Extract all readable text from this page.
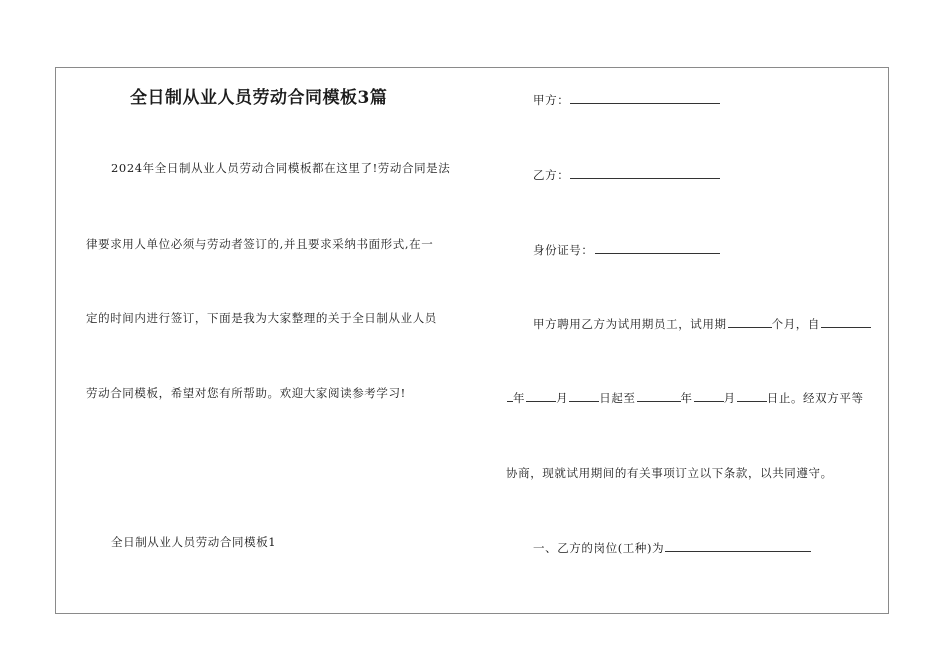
全日制从业人员劳动合同模板3篇
2024年全日制从业人员劳动合同模板都在这里了!劳动合同是法
律要求用人单位必须与劳动者签订的,并且要求采纳书面形式,在一
定的时间内进行签订，下面是我为大家整理的关于全日制从业人员
劳动合同模板，希望对您有所帮助。欢迎大家阅读参考学习!
全日制从业人员劳动合同模板1
甲方：
乙方：
身份证号：
甲方聘用乙方为试用期员工，试用期	个月，自
年	月	日起至	年	月	日止。经双方平等
协商，现就试用期间的有关事项订立以下条款，以共同遵守。
一、乙方的岗位(工种)为
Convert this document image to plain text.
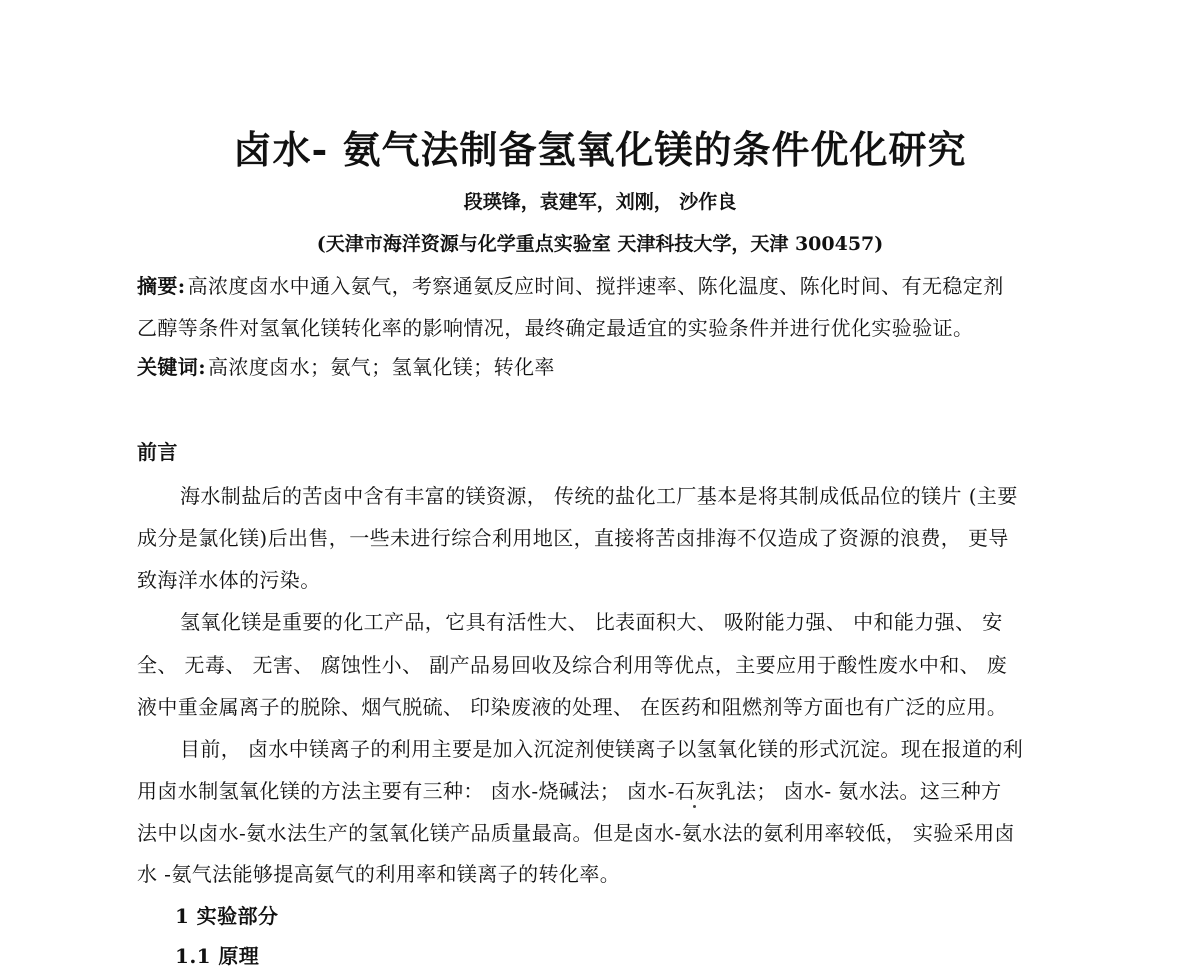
卤水- 氨气法制备氢氧化镁的条件优化研究
段瑛锋，袁建军，刘刚， 沙作良
(天津市海洋资源与化学重点实验室 天津科技大学，天津 300457)
摘要: 高浓度卤水中通入氨气，考察通氨反应时间、搅拌速率、陈化温度、陈化时间、有无稳定剂
乙醇等条件对氢氧化镁转化率的影响情况，最终确定最适宜的实验条件并进行优化实验验证。
关键词: 高浓度卤水；氨气；氢氧化镁；转化率
前言
海水制盐后的苦卤中含有丰富的镁资源， 传统的盐化工厂基本是将其制成低品位的镁片 (主要
成分是氯化镁)后出售，一些未进行综合利用地区，直接将苦卤排海不仅造成了资源的浪费， 更导
致海洋水体的污染。
氢氧化镁是重要的化工产品，它具有活性大、 比表面积大、 吸附能力强、 中和能力强、 安
全、 无毒、 无害、 腐蚀性小、 副产品易回收及综合利用等优点，主要应用于酸性废水中和、 废
液中重金属离子的脱除、烟气脱硫、 印染废液的处理、 在医药和阻燃剂等方面也有广泛的应用。
目前， 卤水中镁离子的利用主要是加入沉淀剂使镁离子以氢氧化镁的形式沉淀。现在报道的利
用卤水制氢氧化镁的方法主要有三种： 卤水-烧碱法； 卤水-石灰乳法； 卤水- 氨水法。这三种方
法中以卤水-氨水法生产的氢氧化镁产品质量最高。但是卤水-氨水法的氨利用率较低， 实验采用卤
水 -氨气法能够提高氨气的利用率和镁离子的转化率。
1 实验部分
1.1 原理
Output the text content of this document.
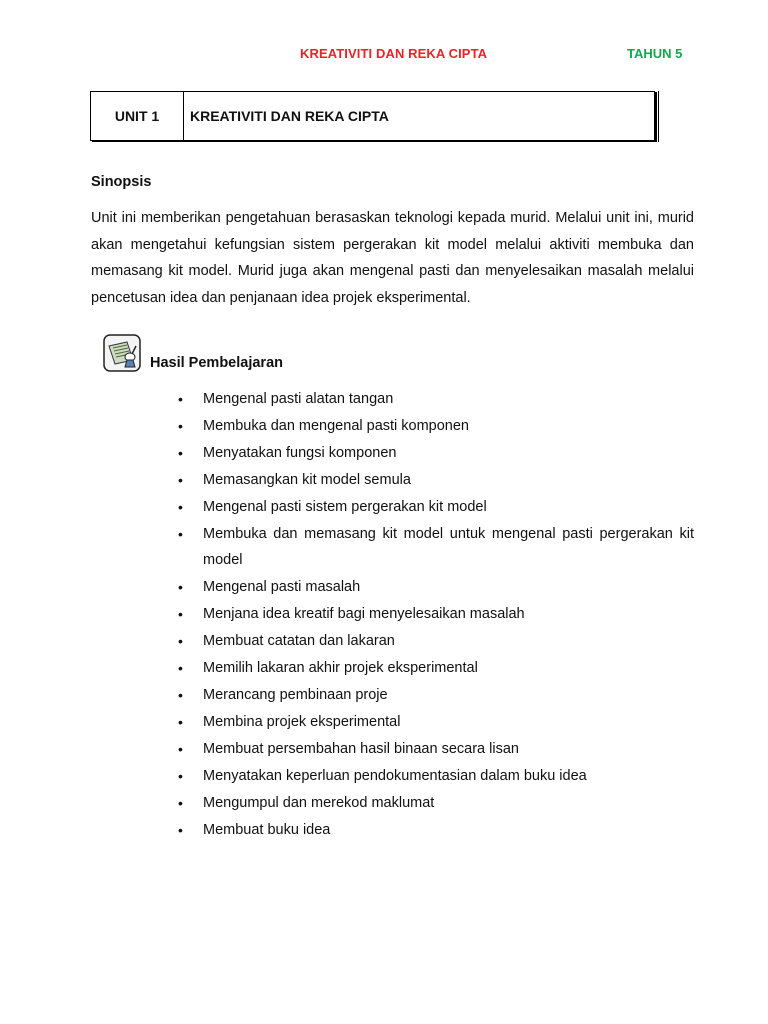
KREATIVITI DAN REKA CIPTA	TAHUN 5
UNIT 1	KREATIVITI DAN REKA CIPTA
Sinopsis

Unit ini memberikan pengetahuan berasaskan teknologi kepada murid. Melalui unit ini, murid akan mengetahui kefungsian sistem pergerakan kit model melalui aktiviti membuka dan memasang kit model. Murid juga akan mengenal pasti dan menyelesaikan masalah melalui pencetusan idea dan penjanaan idea projek eksperimental.

Hasil Pembelajaran
•	Mengenal pasti alatan tangan
•	Membuka dan mengenal pasti komponen
•	Menyatakan fungsi komponen
•	Memasangkan kit model semula
•	Mengenal pasti sistem pergerakan kit model
•	Membuka dan memasang kit model untuk mengenal pasti pergerakan kit model
•	Mengenal pasti masalah
•	Menjana idea kreatif bagi menyelesaikan masalah
•	Membuat catatan dan lakaran
•	Memilih lakaran akhir projek eksperimental
•	Merancang pembinaan proje
•	Membina projek eksperimental
•	Membuat persembahan hasil binaan secara lisan
•	Menyatakan keperluan pendokumentasian dalam buku idea
•	Mengumpul dan merekod maklumat
•	Membuat buku idea
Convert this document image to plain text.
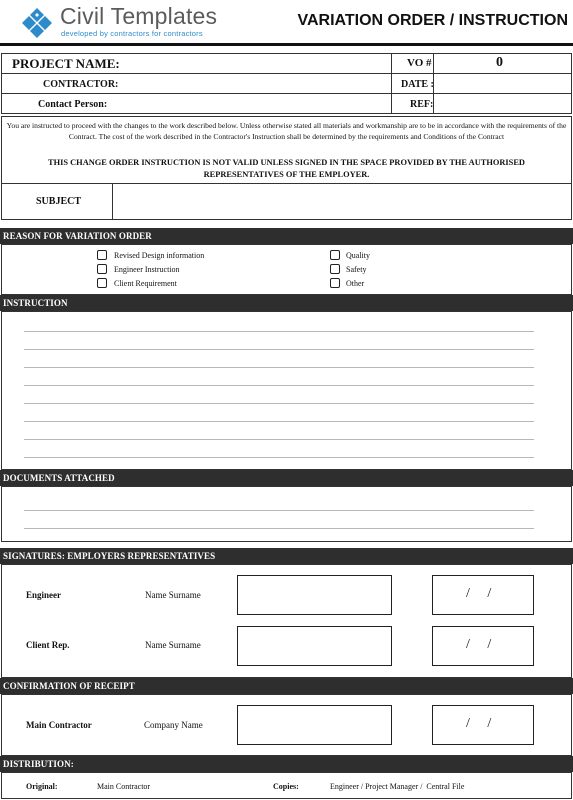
Civil Templates
developed by contractors for contractors
VARIATION ORDER / INSTRUCTION
PROJECT NAME:	VO #	0
CONTRACTOR:	DATE :
Contact Person:	REF:
You are instructed to proceed with the changes to the work described below. Unless otherwise stated all materials and workmanship are to be in accordance with the requirements of the Contract. The cost of the work described in the Contractor's Instruction shall be determined by the requirements and Conditions of the Contract
THIS CHANGE ORDER INSTRUCTION IS NOT VALID UNLESS SIGNED IN THE SPACE PROVIDED BY THE AUTHORISED REPRESENTATIVES OF THE EMPLOYER.
SUBJECT
REASON FOR VARIATION ORDER
Revised Design information
Engineer Instruction
Client Requirement
Quality
Safety
Other
INSTRUCTION
DOCUMENTS ATTACHED
SIGNATURES: EMPLOYERS REPRESENTATIVES
Engineer	Name Surname	/     /
Client Rep.	Name Surname	/     /
CONFIRMATION OF RECEIPT
Main Contractor	Company Name	/     /
DISTRIBUTION:
Original:	Main Contractor	Copies:	Engineer / Project Manager /  Central File
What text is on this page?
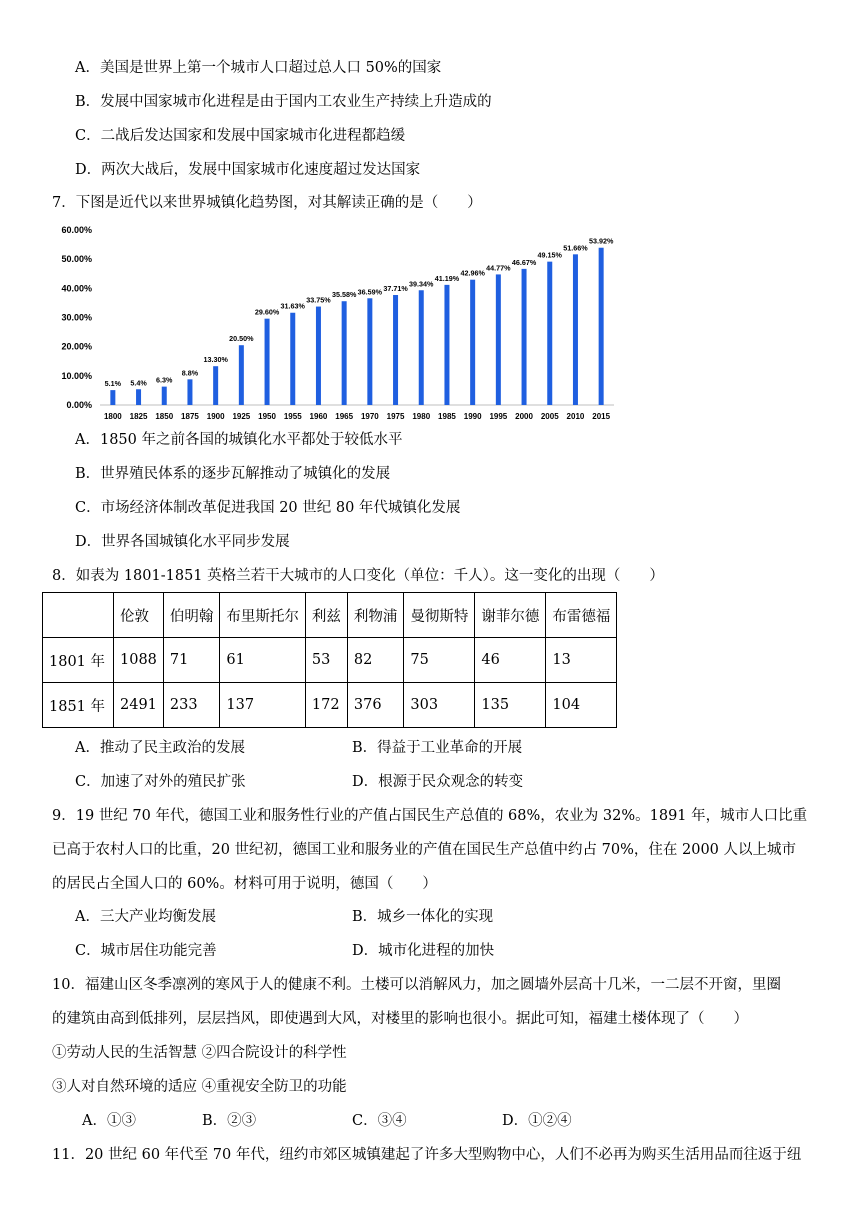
A．美国是世界上第一个城市人口超过总人口 50%的国家
B．发展中国家城市化进程是由于国内工农业生产持续上升造成的
C．二战后发达国家和发展中国家城市化进程都趋缓
D．两次大战后，发展中国家城市化速度超过发达国家
7．下图是近代以来世界城镇化趋势图，对其解读正确的是（　　）
0.00%
10.00%
20.00%
30.00%
40.00%
50.00%
60.00%
5.1%
1800
5.4%
1825
6.3%
1850
8.8%
1875
13.30%
1900
20.50%
1925
29.60%
1950
31.63%
1955
33.75%
1960
35.58%
1965
36.59%
1970
37.71%
1975
39.34%
1980
41.19%
1985
42.96%
1990
44.77%
1995
46.67%
2000
49.15%
2005
51.66%
2010
53.92%
2015
A．1850 年之前各国的城镇化水平都处于较低水平
B．世界殖民体系的逐步瓦解推动了城镇化的发展
C．市场经济体制改革促进我国 20 世纪 80 年代城镇化发展
D．世界各国城镇化水平同步发展
8．如表为 1801-1851 英格兰若干大城市的人口变化（单位：千人）。这一变化的出现（　　）
	伦敦	伯明翰	布里斯托尔	利兹	利物浦	曼彻斯特	谢菲尔德	布雷德福
1801 年	1088	71	61	53	82	75	46	13
1851 年	2491	233	137	172	376	303	135	104
A．推动了民主政治的发展	B．得益于工业革命的开展
C．加速了对外的殖民扩张	D．根源于民众观念的转变
9．19 世纪 70 年代，德国工业和服务性行业的产值占国民生产总值的 68%，农业为 32%。1891 年，城市人口比重
已高于农村人口的比重，20 世纪初，德国工业和服务业的产值在国民生产总值中约占 70%，住在 2000 人以上城市
的居民占全国人口的 60%。材料可用于说明，德国（　　）
A．三大产业均衡发展	B．城乡一体化的实现
C．城市居住功能完善	D．城市化进程的加快
10．福建山区冬季凛冽的寒风于人的健康不利。土楼可以消解风力，加之圆墙外层高十几米，一二层不开窗，里圈
的建筑由高到低排列，层层挡风，即使遇到大风，对楼里的影响也很小。据此可知，福建土楼体现了（　　）
①劳动人民的生活智慧 ②四合院设计的科学性
③人对自然环境的适应 ④重视安全防卫的功能
A．①③	B．②③	C．③④	D．①②④
11．20 世纪 60 年代至 70 年代，纽约市郊区城镇建起了许多大型购物中心，人们不必再为购买生活用品而往返于纽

▶ **TASK DETAILS**
Transcribe each entry above exactly, apart from the pictures.

▶ **ANSWER TO THE TASK**
Extract all readable text from this page.
全日制从业人员劳动合同模板3篇
2024年全日制从业人员劳动合同模板都在这里了!劳动合同是法
律要求用人单位必须与劳动者签订的,并且要求采纳书面形式,在一
定的时间内进行签订，下面是我为大家整理的关于全日制从业人员
劳动合同模板，希望对您有所帮助。欢迎大家阅读参考学习!
全日制从业人员劳动合同模板1
甲方：
乙方：
身份证号：
甲方聘用乙方为试用期员工，试用期	个月，自
年	月	日起至	年	月	日止。经双方平等
协商，现就试用期间的有关事项订立以下条款，以共同遵守。
一、乙方的岗位(工种)为
Convert this document image to plain text.
卤水- 氨气法制备氢氧化镁的条件优化研究
段瑛锋，袁建军，刘刚， 沙作良
(天津市海洋资源与化学重点实验室 天津科技大学，天津 300457)
摘要: 高浓度卤水中通入氨气，考察通氨反应时间、搅拌速率、陈化温度、陈化时间、有无稳定剂
乙醇等条件对氢氧化镁转化率的影响情况，最终确定最适宜的实验条件并进行优化实验验证。
关键词: 高浓度卤水；氨气；氢氧化镁；转化率
前言
海水制盐后的苦卤中含有丰富的镁资源， 传统的盐化工厂基本是将其制成低品位的镁片 (主要
成分是氯化镁)后出售，一些未进行综合利用地区，直接将苦卤排海不仅造成了资源的浪费， 更导
致海洋水体的污染。
氢氧化镁是重要的化工产品，它具有活性大、 比表面积大、 吸附能力强、 中和能力强、 安
全、 无毒、 无害、 腐蚀性小、 副产品易回收及综合利用等优点，主要应用于酸性废水中和、 废
液中重金属离子的脱除、烟气脱硫、 印染废液的处理、 在医药和阻燃剂等方面也有广泛的应用。
目前， 卤水中镁离子的利用主要是加入沉淀剂使镁离子以氢氧化镁的形式沉淀。现在报道的利
用卤水制氢氧化镁的方法主要有三种： 卤水-烧碱法； 卤水-石灰乳法； 卤水- 氨水法。这三种方
法中以卤水-氨水法生产的氢氧化镁产品质量最高。但是卤水-氨水法的氨利用率较低， 实验采用卤
水 -氨气法能够提高氨气的利用率和镁离子的转化率。
1 实验部分
1.1 原理
Output the text content of this document.
KREATIVITI DAN REKA CIPTA	TAHUN 5
UNIT 1	KREATIVITI DAN REKA CIPTA
Sinopsis

Unit ini memberikan pengetahuan berasaskan teknologi kepada murid. Melalui unit ini, murid akan mengetahui kefungsian sistem pergerakan kit model melalui aktiviti membuka dan memasang kit model. Murid juga akan mengenal pasti dan menyelesaikan masalah melalui pencetusan idea dan penjanaan idea projek eksperimental.

Hasil Pembelajaran
•	Mengenal pasti alatan tangan
•	Membuka dan mengenal pasti komponen
•	Menyatakan fungsi komponen
•	Memasangkan kit model semula
•	Mengenal pasti sistem pergerakan kit model
•	Membuka dan memasang kit model untuk mengenal pasti pergerakan kit model
•	Mengenal pasti masalah
•	Menjana idea kreatif bagi menyelesaikan masalah
•	Membuat catatan dan lakaran
•	Memilih lakaran akhir projek eksperimental
•	Merancang pembinaan proje
•	Membina projek eksperimental
•	Membuat persembahan hasil binaan secara lisan
•	Menyatakan keperluan pendokumentasian dalam buku idea
•	Mengumpul dan merekod maklumat
•	Membuat buku idea
Convert this document image to plain text.
Civil Templates
developed by contractors for contractors
VARIATION ORDER / INSTRUCTION
PROJECT NAME:	VO #	0
CONTRACTOR:	DATE :
Contact Person:	REF:
You are instructed to proceed with the changes to the work described below. Unless otherwise stated all materials and workmanship are to be in accordance with the requirements of the Contract. The cost of the work described in the Contractor's Instruction shall be determined by the requirements and Conditions of the Contract
THIS CHANGE ORDER INSTRUCTION IS NOT VALID UNLESS SIGNED IN THE SPACE PROVIDED BY THE AUTHORISED REPRESENTATIVES OF THE EMPLOYER.
SUBJECT
REASON FOR VARIATION ORDER
Revised Design information
Engineer Instruction
Client Requirement
Quality
Safety
Other
INSTRUCTION
DOCUMENTS ATTACHED
SIGNATURES: EMPLOYERS REPRESENTATIVES
Engineer	Name Surname	/     /
Client Rep.	Name Surname	/     /
CONFIRMATION OF RECEIPT
Main Contractor	Company Name	/     /
DISTRIBUTION:
Original:	Main Contractor	Copies:	Engineer / Project Manager /  Central File
What text is on this page?
A．美国是世界上第一个城市人口超过总人口 50%的国家
B．发展中国家城市化进程是由于国内工农业生产持续上升造成的
C．二战后发达国家和发展中国家城市化进程都趋缓
D．两次大战后，发展中国家城市化速度超过发达国家
7．下图是近代以来世界城镇化趋势图，对其解读正确的是（　　）
0.00%
10.00%
20.00%
30.00%
40.00%
50.00%
60.00%
5.1%
1800
5.4%
1825
6.3%
1850
8.8%
1875
13.30%
1900
20.50%
1925
29.60%
1950
31.63%
1955
33.75%
1960
35.58%
1965
36.59%
1970
37.71%
1975
39.34%
1980
41.19%
1985
42.96%
1990
44.77%
1995
46.67%
2000
49.15%
2005
51.66%
2010
53.92%
2015
A．1850 年之前各国的城镇化水平都处于较低水平
B．世界殖民体系的逐步瓦解推动了城镇化的发展
C．市场经济体制改革促进我国 20 世纪 80 年代城镇化发展
D．世界各国城镇化水平同步发展
8．如表为 1801-1851 英格兰若干大城市的人口变化（单位：千人）。这一变化的出现（　　）
	伦敦	伯明翰	布里斯托尔	利兹	利物浦	曼彻斯特	谢菲尔德	布雷德福
1801 年	1088	71	61	53	82	75	46	13
1851 年	2491	233	137	172	376	303	135	104
A．推动了民主政治的发展	B．得益于工业革命的开展
C．加速了对外的殖民扩张	D．根源于民众观念的转变
9．19 世纪 70 年代，德国工业和服务性行业的产值占国民生产总值的 68%，农业为 32%。1891 年，城市人口比重
已高于农村人口的比重，20 世纪初，德国工业和服务业的产值在国民生产总值中约占 70%，住在 2000 人以上城市
的居民占全国人口的 60%。材料可用于说明，德国（　　）
A．三大产业均衡发展	B．城乡一体化的实现
C．城市居住功能完善	D．城市化进程的加快
10．福建山区冬季凛冽的寒风于人的健康不利。土楼可以消解风力，加之圆墙外层高十几米，一二层不开窗，里圈
的建筑由高到低排列，层层挡风，即使遇到大风，对楼里的影响也很小。据此可知，福建土楼体现了（　　）
①劳动人民的生活智慧 ②四合院设计的科学性
③人对自然环境的适应 ④重视安全防卫的功能
A．①③	B．②③	C．③④	D．①②④
11．20 世纪 60 年代至 70 年代，纽约市郊区城镇建起了许多大型购物中心，人们不必再为购买生活用品而往返于纽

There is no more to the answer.